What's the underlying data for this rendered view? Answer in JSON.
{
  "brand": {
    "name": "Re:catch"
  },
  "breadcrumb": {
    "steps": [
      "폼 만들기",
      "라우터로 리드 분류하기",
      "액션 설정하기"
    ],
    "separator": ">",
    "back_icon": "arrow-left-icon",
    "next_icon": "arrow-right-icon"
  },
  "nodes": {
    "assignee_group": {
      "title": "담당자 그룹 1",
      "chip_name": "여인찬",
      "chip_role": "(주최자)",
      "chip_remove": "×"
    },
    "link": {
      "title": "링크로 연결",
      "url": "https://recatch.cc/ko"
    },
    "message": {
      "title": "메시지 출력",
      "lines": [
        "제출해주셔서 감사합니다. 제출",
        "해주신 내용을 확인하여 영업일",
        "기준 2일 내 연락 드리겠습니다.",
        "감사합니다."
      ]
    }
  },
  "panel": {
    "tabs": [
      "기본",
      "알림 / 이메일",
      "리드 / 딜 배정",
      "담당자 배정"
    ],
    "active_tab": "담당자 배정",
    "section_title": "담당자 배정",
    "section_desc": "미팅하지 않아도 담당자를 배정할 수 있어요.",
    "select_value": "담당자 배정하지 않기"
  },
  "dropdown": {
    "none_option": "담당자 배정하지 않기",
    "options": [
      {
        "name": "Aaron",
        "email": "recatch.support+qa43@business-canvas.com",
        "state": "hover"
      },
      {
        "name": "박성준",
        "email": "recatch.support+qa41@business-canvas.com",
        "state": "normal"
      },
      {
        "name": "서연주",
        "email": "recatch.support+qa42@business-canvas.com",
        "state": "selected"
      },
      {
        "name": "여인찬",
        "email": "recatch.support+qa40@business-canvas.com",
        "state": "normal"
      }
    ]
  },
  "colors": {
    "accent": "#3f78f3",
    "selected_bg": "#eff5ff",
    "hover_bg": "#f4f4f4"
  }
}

---------------

• _Task to carry out_
Please repeat the listing above in full and exactly.

• _Task response_
What's the underlying data for this rendered view? Answer in JSON.
{
  "brand": {
    "name": "Re:catch"
  },
  "breadcrumb": {
    "steps": [
      "폼 만들기",
      "라우터로 리드 분류하기",
      "액션 설정하기"
    ],
    "separator": ">",
    "back_icon": "arrow-left-icon",
    "next_icon": "arrow-right-icon"
  },
  "nodes": {
    "assignee_group": {
      "title": "담당자 그룹 1",
      "chip_name": "여인찬",
      "chip_role": "(주최자)",
      "chip_remove": "×"
    },
    "link": {
      "title": "링크로 연결",
      "url": "https://recatch.cc/ko"
    },
    "message": {
      "title": "메시지 출력",
      "lines": [
        "제출해주셔서 감사합니다. 제출",
        "해주신 내용을 확인하여 영업일",
        "기준 2일 내 연락 드리겠습니다.",
        "감사합니다."
      ]
    }
  },
  "panel": {
    "tabs": [
      "기본",
      "알림 / 이메일",
      "리드 / 딜 배정",
      "담당자 배정"
    ],
    "active_tab": "담당자 배정",
    "section_title": "담당자 배정",
    "section_desc": "미팅하지 않아도 담당자를 배정할 수 있어요.",
    "select_value": "담당자 배정하지 않기"
  },
  "dropdown": {
    "none_option": "담당자 배정하지 않기",
    "options": [
      {
        "name": "Aaron",
        "email": "recatch.support+qa43@business-canvas.com",
        "state": "hover"
      },
      {
        "name": "박성준",
        "email": "recatch.support+qa41@business-canvas.com",
        "state": "normal"
      },
      {
        "name": "서연주",
        "email": "recatch.support+qa42@business-canvas.com",
        "state": "selected"
      },
      {
        "name": "여인찬",
        "email": "recatch.support+qa40@business-canvas.com",
        "state": "normal"
      }
    ]
  },
  "colors": {
    "accent": "#3f78f3",
    "selected_bg": "#eff5ff",
    "hover_bg": "#f4f4f4"
  }
}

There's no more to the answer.